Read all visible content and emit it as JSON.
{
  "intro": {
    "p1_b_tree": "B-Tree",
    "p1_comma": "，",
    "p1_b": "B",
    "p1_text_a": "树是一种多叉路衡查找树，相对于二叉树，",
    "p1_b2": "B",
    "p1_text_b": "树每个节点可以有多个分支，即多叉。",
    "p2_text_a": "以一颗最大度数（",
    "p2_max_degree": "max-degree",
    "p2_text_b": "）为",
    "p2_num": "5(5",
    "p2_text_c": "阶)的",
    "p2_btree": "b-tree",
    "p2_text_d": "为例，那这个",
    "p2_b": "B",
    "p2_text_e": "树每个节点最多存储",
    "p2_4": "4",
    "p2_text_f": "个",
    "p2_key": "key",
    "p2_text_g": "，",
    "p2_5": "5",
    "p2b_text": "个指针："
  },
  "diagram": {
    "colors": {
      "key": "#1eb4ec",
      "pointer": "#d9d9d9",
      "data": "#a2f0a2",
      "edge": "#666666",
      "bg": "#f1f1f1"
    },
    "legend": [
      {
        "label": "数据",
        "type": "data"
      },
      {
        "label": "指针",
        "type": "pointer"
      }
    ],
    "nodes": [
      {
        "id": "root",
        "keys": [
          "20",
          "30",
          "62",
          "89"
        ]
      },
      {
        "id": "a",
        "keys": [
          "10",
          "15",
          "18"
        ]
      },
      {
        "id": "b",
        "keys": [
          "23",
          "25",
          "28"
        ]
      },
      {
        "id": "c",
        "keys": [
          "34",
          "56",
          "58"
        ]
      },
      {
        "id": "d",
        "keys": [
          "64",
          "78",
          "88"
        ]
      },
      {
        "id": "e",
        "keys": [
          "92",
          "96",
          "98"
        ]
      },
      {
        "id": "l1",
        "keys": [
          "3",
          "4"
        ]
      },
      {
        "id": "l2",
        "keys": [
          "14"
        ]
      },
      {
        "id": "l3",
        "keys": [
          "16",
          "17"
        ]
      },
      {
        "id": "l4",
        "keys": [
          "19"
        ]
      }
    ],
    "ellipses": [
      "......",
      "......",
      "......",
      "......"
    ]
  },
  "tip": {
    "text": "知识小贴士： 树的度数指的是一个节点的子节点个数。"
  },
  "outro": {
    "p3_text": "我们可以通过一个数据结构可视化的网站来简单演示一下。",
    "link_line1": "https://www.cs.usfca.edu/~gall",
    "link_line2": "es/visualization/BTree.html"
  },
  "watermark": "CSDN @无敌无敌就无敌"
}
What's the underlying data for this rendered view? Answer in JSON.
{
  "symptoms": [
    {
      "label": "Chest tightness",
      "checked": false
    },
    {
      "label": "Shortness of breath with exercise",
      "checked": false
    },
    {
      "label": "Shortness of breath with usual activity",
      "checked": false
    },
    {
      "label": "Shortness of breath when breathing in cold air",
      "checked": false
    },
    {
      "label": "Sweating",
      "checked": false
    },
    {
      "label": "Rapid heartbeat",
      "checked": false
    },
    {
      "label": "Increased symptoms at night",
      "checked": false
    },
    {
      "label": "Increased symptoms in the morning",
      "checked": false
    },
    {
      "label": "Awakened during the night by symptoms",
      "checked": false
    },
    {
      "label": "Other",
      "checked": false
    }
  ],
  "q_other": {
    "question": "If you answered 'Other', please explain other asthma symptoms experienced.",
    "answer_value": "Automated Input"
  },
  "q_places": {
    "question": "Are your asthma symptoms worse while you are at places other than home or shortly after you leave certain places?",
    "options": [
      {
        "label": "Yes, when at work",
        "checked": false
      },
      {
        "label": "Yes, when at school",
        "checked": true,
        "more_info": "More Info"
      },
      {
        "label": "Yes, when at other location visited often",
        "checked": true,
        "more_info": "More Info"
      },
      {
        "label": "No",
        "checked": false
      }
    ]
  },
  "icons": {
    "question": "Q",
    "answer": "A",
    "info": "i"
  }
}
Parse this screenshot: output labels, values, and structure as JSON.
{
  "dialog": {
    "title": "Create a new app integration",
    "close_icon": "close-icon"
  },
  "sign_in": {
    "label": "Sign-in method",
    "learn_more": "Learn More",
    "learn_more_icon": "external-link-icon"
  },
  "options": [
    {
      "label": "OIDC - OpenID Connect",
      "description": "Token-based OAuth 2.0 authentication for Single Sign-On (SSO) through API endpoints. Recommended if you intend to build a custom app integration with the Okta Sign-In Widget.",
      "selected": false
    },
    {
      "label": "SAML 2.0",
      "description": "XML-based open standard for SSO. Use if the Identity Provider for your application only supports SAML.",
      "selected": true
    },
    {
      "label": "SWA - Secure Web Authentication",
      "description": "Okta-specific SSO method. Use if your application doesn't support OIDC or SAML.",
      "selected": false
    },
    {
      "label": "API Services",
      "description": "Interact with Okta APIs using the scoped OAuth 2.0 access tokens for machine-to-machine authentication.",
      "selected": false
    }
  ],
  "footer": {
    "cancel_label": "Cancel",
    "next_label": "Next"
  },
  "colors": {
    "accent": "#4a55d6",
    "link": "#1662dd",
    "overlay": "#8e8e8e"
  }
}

□ □ □

What is asked: Every entry above needs to be quoted exactly.

Written reply:
Read all visible content and emit it as JSON.
{
  "intro": {
    "p1_b_tree": "B-Tree",
    "p1_comma": "，",
    "p1_b": "B",
    "p1_text_a": "树是一种多叉路衡查找树，相对于二叉树，",
    "p1_b2": "B",
    "p1_text_b": "树每个节点可以有多个分支，即多叉。",
    "p2_text_a": "以一颗最大度数（",
    "p2_max_degree": "max-degree",
    "p2_text_b": "）为",
    "p2_num": "5(5",
    "p2_text_c": "阶)的",
    "p2_btree": "b-tree",
    "p2_text_d": "为例，那这个",
    "p2_b": "B",
    "p2_text_e": "树每个节点最多存储",
    "p2_4": "4",
    "p2_text_f": "个",
    "p2_key": "key",
    "p2_text_g": "，",
    "p2_5": "5",
    "p2b_text": "个指针："
  },
  "diagram": {
    "colors": {
      "key": "#1eb4ec",
      "pointer": "#d9d9d9",
      "data": "#a2f0a2",
      "edge": "#666666",
      "bg": "#f1f1f1"
    },
    "legend": [
      {
        "label": "数据",
        "type": "data"
      },
      {
        "label": "指针",
        "type": "pointer"
      }
    ],
    "nodes": [
      {
        "id": "root",
        "keys": [
          "20",
          "30",
          "62",
          "89"
        ]
      },
      {
        "id": "a",
        "keys": [
          "10",
          "15",
          "18"
        ]
      },
      {
        "id": "b",
        "keys": [
          "23",
          "25",
          "28"
        ]
      },
      {
        "id": "c",
        "keys": [
          "34",
          "56",
          "58"
        ]
      },
      {
        "id": "d",
        "keys": [
          "64",
          "78",
          "88"
        ]
      },
      {
        "id": "e",
        "keys": [
          "92",
          "96",
          "98"
        ]
      },
      {
        "id": "l1",
        "keys": [
          "3",
          "4"
        ]
      },
      {
        "id": "l2",
        "keys": [
          "14"
        ]
      },
      {
        "id": "l3",
        "keys": [
          "16",
          "17"
        ]
      },
      {
        "id": "l4",
        "keys": [
          "19"
        ]
      }
    ],
    "ellipses": [
      "......",
      "......",
      "......",
      "......"
    ]
  },
  "tip": {
    "text": "知识小贴士： 树的度数指的是一个节点的子节点个数。"
  },
  "outro": {
    "p3_text": "我们可以通过一个数据结构可视化的网站来简单演示一下。",
    "link_line1": "https://www.cs.usfca.edu/~gall",
    "link_line2": "es/visualization/BTree.html"
  },
  "watermark": "CSDN @无敌无敌就无敌"
}
What's the underlying data for this rendered view? Answer in JSON.
{
  "symptoms": [
    {
      "label": "Chest tightness",
      "checked": false
    },
    {
      "label": "Shortness of breath with exercise",
      "checked": false
    },
    {
      "label": "Shortness of breath with usual activity",
      "checked": false
    },
    {
      "label": "Shortness of breath when breathing in cold air",
      "checked": false
    },
    {
      "label": "Sweating",
      "checked": false
    },
    {
      "label": "Rapid heartbeat",
      "checked": false
    },
    {
      "label": "Increased symptoms at night",
      "checked": false
    },
    {
      "label": "Increased symptoms in the morning",
      "checked": false
    },
    {
      "label": "Awakened during the night by symptoms",
      "checked": false
    },
    {
      "label": "Other",
      "checked": false
    }
  ],
  "q_other": {
    "question": "If you answered 'Other', please explain other asthma symptoms experienced.",
    "answer_value": "Automated Input"
  },
  "q_places": {
    "question": "Are your asthma symptoms worse while you are at places other than home or shortly after you leave certain places?",
    "options": [
      {
        "label": "Yes, when at work",
        "checked": false
      },
      {
        "label": "Yes, when at school",
        "checked": true,
        "more_info": "More Info"
      },
      {
        "label": "Yes, when at other location visited often",
        "checked": true,
        "more_info": "More Info"
      },
      {
        "label": "No",
        "checked": false
      }
    ]
  },
  "icons": {
    "question": "Q",
    "answer": "A",
    "info": "i"
  }
}
Parse this screenshot: output labels, values, and structure as JSON.
{
  "dialog": {
    "title": "Create a new app integration",
    "close_icon": "close-icon"
  },
  "sign_in": {
    "label": "Sign-in method",
    "learn_more": "Learn More",
    "learn_more_icon": "external-link-icon"
  },
  "options": [
    {
      "label": "OIDC - OpenID Connect",
      "description": "Token-based OAuth 2.0 authentication for Single Sign-On (SSO) through API endpoints. Recommended if you intend to build a custom app integration with the Okta Sign-In Widget.",
      "selected": false
    },
    {
      "label": "SAML 2.0",
      "description": "XML-based open standard for SSO. Use if the Identity Provider for your application only supports SAML.",
      "selected": true
    },
    {
      "label": "SWA - Secure Web Authentication",
      "description": "Okta-specific SSO method. Use if your application doesn't support OIDC or SAML.",
      "selected": false
    },
    {
      "label": "API Services",
      "description": "Interact with Okta APIs using the scoped OAuth 2.0 access tokens for machine-to-machine authentication.",
      "selected": false
    }
  ],
  "footer": {
    "cancel_label": "Cancel",
    "next_label": "Next"
  },
  "colors": {
    "accent": "#4a55d6",
    "link": "#1662dd",
    "overlay": "#8e8e8e"
  }
}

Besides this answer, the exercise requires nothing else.